Would you print the records as they stand, down to the last character?

[Source data]
* * * * * * *

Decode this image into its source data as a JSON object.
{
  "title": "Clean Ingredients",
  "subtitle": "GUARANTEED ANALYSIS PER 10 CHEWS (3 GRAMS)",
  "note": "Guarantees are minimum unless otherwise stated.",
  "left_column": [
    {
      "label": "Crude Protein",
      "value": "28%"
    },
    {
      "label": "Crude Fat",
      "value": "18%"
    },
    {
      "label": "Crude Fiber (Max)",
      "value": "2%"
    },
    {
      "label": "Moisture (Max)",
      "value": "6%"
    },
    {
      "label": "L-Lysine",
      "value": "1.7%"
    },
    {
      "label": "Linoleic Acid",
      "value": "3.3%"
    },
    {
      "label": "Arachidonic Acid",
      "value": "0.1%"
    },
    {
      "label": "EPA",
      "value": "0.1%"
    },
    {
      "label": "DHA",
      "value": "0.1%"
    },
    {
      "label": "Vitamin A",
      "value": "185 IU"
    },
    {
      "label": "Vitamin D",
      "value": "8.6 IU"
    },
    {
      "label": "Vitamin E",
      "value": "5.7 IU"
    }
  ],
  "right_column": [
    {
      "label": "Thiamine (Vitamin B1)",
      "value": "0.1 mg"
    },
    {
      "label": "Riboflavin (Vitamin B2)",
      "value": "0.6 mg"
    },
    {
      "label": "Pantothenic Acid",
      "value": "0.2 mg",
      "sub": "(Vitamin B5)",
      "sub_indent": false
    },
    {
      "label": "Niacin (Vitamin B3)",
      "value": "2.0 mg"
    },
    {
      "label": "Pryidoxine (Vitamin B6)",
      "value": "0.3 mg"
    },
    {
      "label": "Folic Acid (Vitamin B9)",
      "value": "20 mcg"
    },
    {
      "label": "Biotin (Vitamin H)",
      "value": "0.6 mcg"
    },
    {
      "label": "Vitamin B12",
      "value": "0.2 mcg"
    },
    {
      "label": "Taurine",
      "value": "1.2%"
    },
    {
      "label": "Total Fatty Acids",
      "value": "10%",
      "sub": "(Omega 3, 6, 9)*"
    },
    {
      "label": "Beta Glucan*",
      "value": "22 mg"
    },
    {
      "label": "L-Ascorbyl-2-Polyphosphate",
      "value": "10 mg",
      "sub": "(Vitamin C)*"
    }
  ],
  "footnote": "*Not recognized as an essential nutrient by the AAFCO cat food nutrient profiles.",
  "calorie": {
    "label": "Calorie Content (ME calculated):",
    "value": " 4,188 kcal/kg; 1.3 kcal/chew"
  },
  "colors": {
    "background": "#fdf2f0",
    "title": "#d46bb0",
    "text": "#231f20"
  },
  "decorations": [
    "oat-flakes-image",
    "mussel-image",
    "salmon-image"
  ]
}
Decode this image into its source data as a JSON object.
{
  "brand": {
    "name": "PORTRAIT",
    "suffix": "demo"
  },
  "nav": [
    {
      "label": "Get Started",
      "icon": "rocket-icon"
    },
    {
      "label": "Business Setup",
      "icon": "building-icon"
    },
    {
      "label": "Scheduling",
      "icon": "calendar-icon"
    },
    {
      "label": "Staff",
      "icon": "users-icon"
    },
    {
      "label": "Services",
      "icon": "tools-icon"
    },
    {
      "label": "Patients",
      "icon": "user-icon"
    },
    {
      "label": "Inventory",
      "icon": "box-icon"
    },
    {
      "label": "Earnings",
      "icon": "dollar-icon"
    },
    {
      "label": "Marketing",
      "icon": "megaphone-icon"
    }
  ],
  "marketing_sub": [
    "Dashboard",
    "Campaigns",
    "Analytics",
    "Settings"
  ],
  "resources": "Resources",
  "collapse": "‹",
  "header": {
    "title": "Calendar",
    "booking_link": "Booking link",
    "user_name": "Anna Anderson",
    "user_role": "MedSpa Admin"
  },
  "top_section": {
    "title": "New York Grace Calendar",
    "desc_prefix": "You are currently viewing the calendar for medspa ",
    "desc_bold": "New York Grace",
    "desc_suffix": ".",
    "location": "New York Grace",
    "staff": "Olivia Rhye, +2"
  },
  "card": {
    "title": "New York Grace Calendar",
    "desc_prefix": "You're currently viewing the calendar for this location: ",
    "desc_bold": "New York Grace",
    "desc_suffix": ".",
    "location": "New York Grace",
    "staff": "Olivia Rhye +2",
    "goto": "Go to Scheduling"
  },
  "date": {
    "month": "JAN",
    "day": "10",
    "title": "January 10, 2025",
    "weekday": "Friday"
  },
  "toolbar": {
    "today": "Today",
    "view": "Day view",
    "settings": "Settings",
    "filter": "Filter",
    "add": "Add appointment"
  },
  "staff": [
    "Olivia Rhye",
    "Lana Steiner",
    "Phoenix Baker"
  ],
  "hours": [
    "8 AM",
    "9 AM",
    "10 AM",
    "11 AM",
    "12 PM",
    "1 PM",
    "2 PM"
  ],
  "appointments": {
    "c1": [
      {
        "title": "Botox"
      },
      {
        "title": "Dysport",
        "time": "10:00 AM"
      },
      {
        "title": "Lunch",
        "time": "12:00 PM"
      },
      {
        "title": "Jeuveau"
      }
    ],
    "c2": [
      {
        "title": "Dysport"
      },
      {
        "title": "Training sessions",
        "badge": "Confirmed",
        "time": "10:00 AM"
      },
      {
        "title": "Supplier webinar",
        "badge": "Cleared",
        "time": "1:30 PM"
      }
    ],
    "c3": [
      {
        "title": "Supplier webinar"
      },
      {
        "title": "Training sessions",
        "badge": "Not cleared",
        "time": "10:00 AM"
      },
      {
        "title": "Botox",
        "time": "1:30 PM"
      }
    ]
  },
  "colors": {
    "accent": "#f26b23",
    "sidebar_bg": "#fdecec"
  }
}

* * * * * * *

> _Exercise result_:
Decode this image into its source data as a JSON object.
{
  "title": "Clean Ingredients",
  "subtitle": "GUARANTEED ANALYSIS PER 10 CHEWS (3 GRAMS)",
  "note": "Guarantees are minimum unless otherwise stated.",
  "left_column": [
    {
      "label": "Crude Protein",
      "value": "28%"
    },
    {
      "label": "Crude Fat",
      "value": "18%"
    },
    {
      "label": "Crude Fiber (Max)",
      "value": "2%"
    },
    {
      "label": "Moisture (Max)",
      "value": "6%"
    },
    {
      "label": "L-Lysine",
      "value": "1.7%"
    },
    {
      "label": "Linoleic Acid",
      "value": "3.3%"
    },
    {
      "label": "Arachidonic Acid",
      "value": "0.1%"
    },
    {
      "label": "EPA",
      "value": "0.1%"
    },
    {
      "label": "DHA",
      "value": "0.1%"
    },
    {
      "label": "Vitamin A",
      "value": "185 IU"
    },
    {
      "label": "Vitamin D",
      "value": "8.6 IU"
    },
    {
      "label": "Vitamin E",
      "value": "5.7 IU"
    }
  ],
  "right_column": [
    {
      "label": "Thiamine (Vitamin B1)",
      "value": "0.1 mg"
    },
    {
      "label": "Riboflavin (Vitamin B2)",
      "value": "0.6 mg"
    },
    {
      "label": "Pantothenic Acid",
      "value": "0.2 mg",
      "sub": "(Vitamin B5)",
      "sub_indent": false
    },
    {
      "label": "Niacin (Vitamin B3)",
      "value": "2.0 mg"
    },
    {
      "label": "Pryidoxine (Vitamin B6)",
      "value": "0.3 mg"
    },
    {
      "label": "Folic Acid (Vitamin B9)",
      "value": "20 mcg"
    },
    {
      "label": "Biotin (Vitamin H)",
      "value": "0.6 mcg"
    },
    {
      "label": "Vitamin B12",
      "value": "0.2 mcg"
    },
    {
      "label": "Taurine",
      "value": "1.2%"
    },
    {
      "label": "Total Fatty Acids",
      "value": "10%",
      "sub": "(Omega 3, 6, 9)*"
    },
    {
      "label": "Beta Glucan*",
      "value": "22 mg"
    },
    {
      "label": "L-Ascorbyl-2-Polyphosphate",
      "value": "10 mg",
      "sub": "(Vitamin C)*"
    }
  ],
  "footnote": "*Not recognized as an essential nutrient by the AAFCO cat food nutrient profiles.",
  "calorie": {
    "label": "Calorie Content (ME calculated):",
    "value": " 4,188 kcal/kg; 1.3 kcal/chew"
  },
  "colors": {
    "background": "#fdf2f0",
    "title": "#d46bb0",
    "text": "#231f20"
  },
  "decorations": [
    "oat-flakes-image",
    "mussel-image",
    "salmon-image"
  ]
}
Decode this image into its source data as a JSON object.
{
  "brand": {
    "name": "PORTRAIT",
    "suffix": "demo"
  },
  "nav": [
    {
      "label": "Get Started",
      "icon": "rocket-icon"
    },
    {
      "label": "Business Setup",
      "icon": "building-icon"
    },
    {
      "label": "Scheduling",
      "icon": "calendar-icon"
    },
    {
      "label": "Staff",
      "icon": "users-icon"
    },
    {
      "label": "Services",
      "icon": "tools-icon"
    },
    {
      "label": "Patients",
      "icon": "user-icon"
    },
    {
      "label": "Inventory",
      "icon": "box-icon"
    },
    {
      "label": "Earnings",
      "icon": "dollar-icon"
    },
    {
      "label": "Marketing",
      "icon": "megaphone-icon"
    }
  ],
  "marketing_sub": [
    "Dashboard",
    "Campaigns",
    "Analytics",
    "Settings"
  ],
  "resources": "Resources",
  "collapse": "‹",
  "header": {
    "title": "Calendar",
    "booking_link": "Booking link",
    "user_name": "Anna Anderson",
    "user_role": "MedSpa Admin"
  },
  "top_section": {
    "title": "New York Grace Calendar",
    "desc_prefix": "You are currently viewing the calendar for medspa ",
    "desc_bold": "New York Grace",
    "desc_suffix": ".",
    "location": "New York Grace",
    "staff": "Olivia Rhye, +2"
  },
  "card": {
    "title": "New York Grace Calendar",
    "desc_prefix": "You're currently viewing the calendar for this location: ",
    "desc_bold": "New York Grace",
    "desc_suffix": ".",
    "location": "New York Grace",
    "staff": "Olivia Rhye +2",
    "goto": "Go to Scheduling"
  },
  "date": {
    "month": "JAN",
    "day": "10",
    "title": "January 10, 2025",
    "weekday": "Friday"
  },
  "toolbar": {
    "today": "Today",
    "view": "Day view",
    "settings": "Settings",
    "filter": "Filter",
    "add": "Add appointment"
  },
  "staff": [
    "Olivia Rhye",
    "Lana Steiner",
    "Phoenix Baker"
  ],
  "hours": [
    "8 AM",
    "9 AM",
    "10 AM",
    "11 AM",
    "12 PM",
    "1 PM",
    "2 PM"
  ],
  "appointments": {
    "c1": [
      {
        "title": "Botox"
      },
      {
        "title": "Dysport",
        "time": "10:00 AM"
      },
      {
        "title": "Lunch",
        "time": "12:00 PM"
      },
      {
        "title": "Jeuveau"
      }
    ],
    "c2": [
      {
        "title": "Dysport"
      },
      {
        "title": "Training sessions",
        "badge": "Confirmed",
        "time": "10:00 AM"
      },
      {
        "title": "Supplier webinar",
        "badge": "Cleared",
        "time": "1:30 PM"
      }
    ],
    "c3": [
      {
        "title": "Supplier webinar"
      },
      {
        "title": "Training sessions",
        "badge": "Not cleared",
        "time": "10:00 AM"
      },
      {
        "title": "Botox",
        "time": "1:30 PM"
      }
    ]
  },
  "colors": {
    "accent": "#f26b23",
    "sidebar_bg": "#fdecec"
  }
}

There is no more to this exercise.